• [What the task requires] Output every line of the material below verbatim, leaving out the pictures.

##### Given data #####

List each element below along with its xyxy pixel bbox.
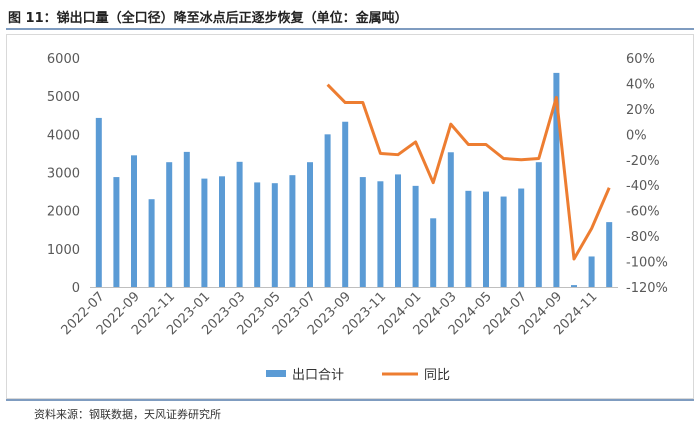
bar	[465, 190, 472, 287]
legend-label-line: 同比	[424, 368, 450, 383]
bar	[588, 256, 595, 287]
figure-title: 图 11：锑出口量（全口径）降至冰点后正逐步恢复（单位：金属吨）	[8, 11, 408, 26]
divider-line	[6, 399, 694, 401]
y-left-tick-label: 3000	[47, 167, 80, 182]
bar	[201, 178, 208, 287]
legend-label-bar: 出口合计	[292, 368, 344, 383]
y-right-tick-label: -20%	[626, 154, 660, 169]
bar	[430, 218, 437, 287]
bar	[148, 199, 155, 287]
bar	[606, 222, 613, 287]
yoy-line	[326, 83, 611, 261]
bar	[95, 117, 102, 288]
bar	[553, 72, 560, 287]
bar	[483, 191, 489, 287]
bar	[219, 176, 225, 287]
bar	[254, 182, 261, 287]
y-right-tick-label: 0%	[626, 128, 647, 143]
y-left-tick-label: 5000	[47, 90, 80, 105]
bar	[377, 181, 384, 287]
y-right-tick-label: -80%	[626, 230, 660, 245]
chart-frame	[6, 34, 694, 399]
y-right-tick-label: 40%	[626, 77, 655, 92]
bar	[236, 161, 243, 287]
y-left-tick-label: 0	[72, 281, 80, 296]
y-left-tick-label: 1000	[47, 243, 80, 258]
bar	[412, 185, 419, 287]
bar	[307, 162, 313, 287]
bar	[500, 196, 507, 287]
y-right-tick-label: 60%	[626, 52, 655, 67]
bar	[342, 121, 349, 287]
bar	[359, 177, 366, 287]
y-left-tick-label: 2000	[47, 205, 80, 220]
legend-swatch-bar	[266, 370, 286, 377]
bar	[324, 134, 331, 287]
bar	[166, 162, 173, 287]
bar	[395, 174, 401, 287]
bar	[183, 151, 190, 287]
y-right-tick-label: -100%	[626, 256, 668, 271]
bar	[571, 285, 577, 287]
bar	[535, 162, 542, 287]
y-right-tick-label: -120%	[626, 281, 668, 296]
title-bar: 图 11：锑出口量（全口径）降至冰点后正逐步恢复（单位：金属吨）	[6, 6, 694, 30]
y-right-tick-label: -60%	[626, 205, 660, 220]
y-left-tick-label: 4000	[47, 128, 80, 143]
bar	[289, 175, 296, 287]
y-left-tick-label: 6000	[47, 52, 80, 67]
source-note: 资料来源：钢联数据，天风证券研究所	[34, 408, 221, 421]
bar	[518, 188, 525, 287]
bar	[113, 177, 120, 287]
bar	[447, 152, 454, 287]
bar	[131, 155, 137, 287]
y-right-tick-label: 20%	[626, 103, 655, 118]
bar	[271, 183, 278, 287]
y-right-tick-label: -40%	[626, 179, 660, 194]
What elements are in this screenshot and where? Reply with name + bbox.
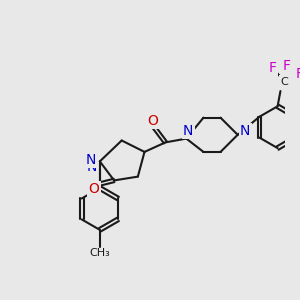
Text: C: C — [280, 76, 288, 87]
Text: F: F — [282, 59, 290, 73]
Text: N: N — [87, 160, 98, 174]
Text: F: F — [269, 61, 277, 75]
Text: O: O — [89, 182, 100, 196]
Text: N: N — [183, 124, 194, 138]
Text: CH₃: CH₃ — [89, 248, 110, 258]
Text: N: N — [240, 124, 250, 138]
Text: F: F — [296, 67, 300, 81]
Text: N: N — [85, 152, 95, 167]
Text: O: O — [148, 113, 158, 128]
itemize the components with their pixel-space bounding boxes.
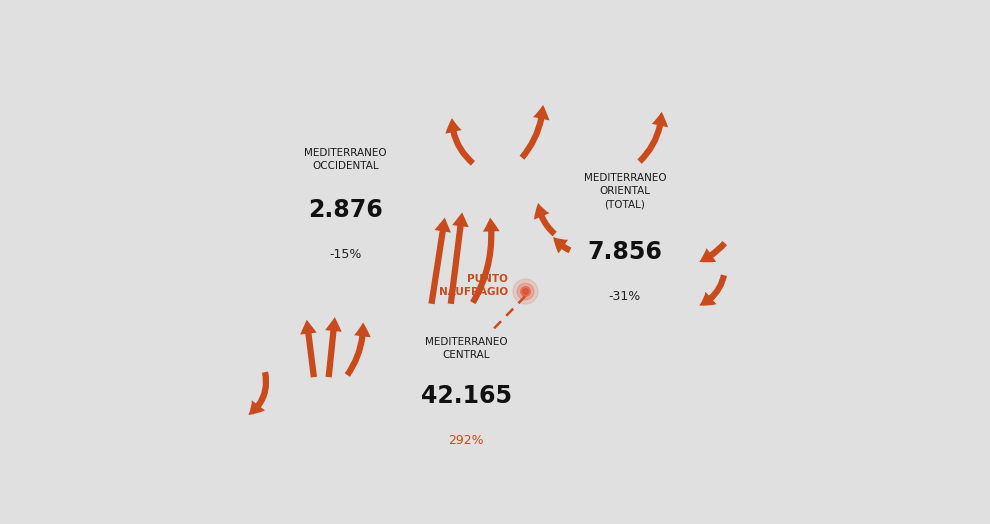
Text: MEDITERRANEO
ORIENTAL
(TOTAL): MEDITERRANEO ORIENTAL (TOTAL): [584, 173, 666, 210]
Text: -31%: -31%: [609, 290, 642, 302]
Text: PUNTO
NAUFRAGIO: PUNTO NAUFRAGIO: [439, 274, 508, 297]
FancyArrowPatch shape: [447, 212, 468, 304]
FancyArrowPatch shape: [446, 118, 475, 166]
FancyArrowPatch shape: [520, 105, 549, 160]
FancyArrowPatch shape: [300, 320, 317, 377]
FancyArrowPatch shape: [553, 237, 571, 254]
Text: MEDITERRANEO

#####

• [Response to this task]
List each element below along with its xyxy pixel bbox.
bar	[465, 190, 472, 287]
legend-label-line: 同比	[424, 368, 450, 383]
bar	[588, 256, 595, 287]
figure-title: 图 11：锑出口量（全口径）降至冰点后正逐步恢复（单位：金属吨）	[8, 11, 408, 26]
divider-line	[6, 399, 694, 401]
y-left-tick-label: 3000	[47, 167, 80, 182]
bar	[201, 178, 208, 287]
legend-label-bar: 出口合计	[292, 368, 344, 383]
y-right-tick-label: -20%	[626, 154, 660, 169]
bar	[430, 218, 437, 287]
bar	[148, 199, 155, 287]
bar	[606, 222, 613, 287]
yoy-line	[326, 83, 611, 261]
bar	[95, 117, 102, 288]
bar	[553, 72, 560, 287]
bar	[483, 191, 489, 287]
bar	[219, 176, 225, 287]
bar	[254, 182, 261, 287]
y-right-tick-label: 0%	[626, 128, 647, 143]
y-left-tick-label: 5000	[47, 90, 80, 105]
bar	[377, 181, 384, 287]
y-right-tick-label: -80%	[626, 230, 660, 245]
chart-frame	[6, 34, 694, 399]
y-right-tick-label: 40%	[626, 77, 655, 92]
bar	[236, 161, 243, 287]
y-left-tick-label: 0	[72, 281, 80, 296]
y-left-tick-label: 1000	[47, 243, 80, 258]
bar	[412, 185, 419, 287]
bar	[307, 162, 313, 287]
bar	[500, 196, 507, 287]
y-right-tick-label: 60%	[626, 52, 655, 67]
bar	[342, 121, 349, 287]
bar	[359, 177, 366, 287]
y-left-tick-label: 2000	[47, 205, 80, 220]
legend-swatch-bar	[266, 370, 286, 377]
bar	[324, 134, 331, 287]
bar	[166, 162, 173, 287]
bar	[395, 174, 401, 287]
bar	[183, 151, 190, 287]
y-right-tick-label: -100%	[626, 256, 668, 271]
bar	[571, 285, 577, 287]
bar	[535, 162, 542, 287]
y-right-tick-label: -120%	[626, 281, 668, 296]
title-bar: 图 11：锑出口量（全口径）降至冰点后正逐步恢复（单位：金属吨）	[6, 6, 694, 30]
y-right-tick-label: -60%	[626, 205, 660, 220]
y-left-tick-label: 4000	[47, 128, 80, 143]
bar	[289, 175, 296, 287]
y-left-tick-label: 6000	[47, 52, 80, 67]
source-note: 资料来源：钢联数据，天风证券研究所	[34, 408, 221, 421]
bar	[518, 188, 525, 287]
bar	[113, 177, 120, 287]
bar	[447, 152, 454, 287]
bar	[131, 155, 137, 287]
y-right-tick-label: 20%	[626, 103, 655, 118]
bar	[271, 183, 278, 287]
y-right-tick-label: -40%	[626, 179, 660, 194]
What elements are in this screenshot and where? Reply with name + bbox.
Text: C: C — [280, 76, 288, 87]
Text: F: F — [282, 59, 290, 73]
Text: N: N — [87, 160, 98, 174]
Text: F: F — [269, 61, 277, 75]
Text: O: O — [89, 182, 100, 196]
Text: N: N — [183, 124, 194, 138]
Text: CH₃: CH₃ — [89, 248, 110, 258]
Text: N: N — [240, 124, 250, 138]
Text: F: F — [296, 67, 300, 81]
Text: N: N — [85, 152, 95, 167]
Text: O: O — [148, 113, 158, 128]
itemize the components with their pixel-space bounding boxes.
Text: MEDITERRANEO
ORIENTAL
(TOTAL): MEDITERRANEO ORIENTAL (TOTAL): [584, 173, 666, 210]
Text: -31%: -31%: [609, 290, 642, 302]
Text: PUNTO
NAUFRAGIO: PUNTO NAUFRAGIO: [439, 274, 508, 297]
FancyArrowPatch shape: [447, 212, 468, 304]
FancyArrowPatch shape: [446, 118, 475, 166]
FancyArrowPatch shape: [520, 105, 549, 160]
FancyArrowPatch shape: [300, 320, 317, 377]
FancyArrowPatch shape: [553, 237, 571, 254]
Text: MEDITERRANEO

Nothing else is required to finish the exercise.